Exercise directions: Scan the data below for the string "Cliente". Show every line where it turns up.

Given records:
━━━━━━

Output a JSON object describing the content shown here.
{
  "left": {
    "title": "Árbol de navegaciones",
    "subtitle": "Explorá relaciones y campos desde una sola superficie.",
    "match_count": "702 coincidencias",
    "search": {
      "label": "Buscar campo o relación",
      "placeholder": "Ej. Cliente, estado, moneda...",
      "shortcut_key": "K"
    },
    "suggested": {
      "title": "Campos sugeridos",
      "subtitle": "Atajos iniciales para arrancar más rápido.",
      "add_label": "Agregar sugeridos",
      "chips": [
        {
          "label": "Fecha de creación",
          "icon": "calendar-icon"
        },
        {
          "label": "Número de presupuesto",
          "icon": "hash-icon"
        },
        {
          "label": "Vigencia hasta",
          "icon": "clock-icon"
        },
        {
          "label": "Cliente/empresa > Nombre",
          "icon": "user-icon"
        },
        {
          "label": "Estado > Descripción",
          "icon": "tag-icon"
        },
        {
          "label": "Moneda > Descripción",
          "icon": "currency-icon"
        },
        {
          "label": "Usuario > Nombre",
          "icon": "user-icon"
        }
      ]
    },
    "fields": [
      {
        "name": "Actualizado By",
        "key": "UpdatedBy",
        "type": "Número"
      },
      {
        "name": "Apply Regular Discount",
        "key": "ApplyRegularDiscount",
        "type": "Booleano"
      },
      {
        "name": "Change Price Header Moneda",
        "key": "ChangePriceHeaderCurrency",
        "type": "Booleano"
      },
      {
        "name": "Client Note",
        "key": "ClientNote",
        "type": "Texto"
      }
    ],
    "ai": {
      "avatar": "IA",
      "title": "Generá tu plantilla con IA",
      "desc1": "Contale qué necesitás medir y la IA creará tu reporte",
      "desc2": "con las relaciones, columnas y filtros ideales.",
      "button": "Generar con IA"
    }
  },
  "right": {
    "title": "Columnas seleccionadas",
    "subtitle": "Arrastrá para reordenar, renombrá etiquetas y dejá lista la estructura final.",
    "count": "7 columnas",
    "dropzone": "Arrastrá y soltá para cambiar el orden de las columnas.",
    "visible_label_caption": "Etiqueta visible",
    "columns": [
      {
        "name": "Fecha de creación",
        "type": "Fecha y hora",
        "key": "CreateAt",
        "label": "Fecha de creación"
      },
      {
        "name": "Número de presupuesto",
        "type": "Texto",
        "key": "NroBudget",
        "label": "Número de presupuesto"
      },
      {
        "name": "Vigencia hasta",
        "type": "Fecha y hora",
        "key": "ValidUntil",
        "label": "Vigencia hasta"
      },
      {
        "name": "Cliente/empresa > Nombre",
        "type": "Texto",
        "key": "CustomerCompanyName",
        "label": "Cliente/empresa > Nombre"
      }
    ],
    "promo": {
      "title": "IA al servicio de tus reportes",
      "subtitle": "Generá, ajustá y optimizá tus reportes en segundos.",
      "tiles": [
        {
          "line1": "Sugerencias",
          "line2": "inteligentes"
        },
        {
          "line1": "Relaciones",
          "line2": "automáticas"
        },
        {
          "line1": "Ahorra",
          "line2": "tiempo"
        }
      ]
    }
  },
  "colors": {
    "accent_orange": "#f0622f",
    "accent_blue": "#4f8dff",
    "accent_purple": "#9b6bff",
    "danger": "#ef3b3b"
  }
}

━━━━━━

The answer:
      "placeholder": "Ej. Cliente, estado, moneda...",
          "label": "Cliente/empresa > Nombre",
        "name": "Cliente/empresa > Nombre",
        "label": "Cliente/empresa > Nombre"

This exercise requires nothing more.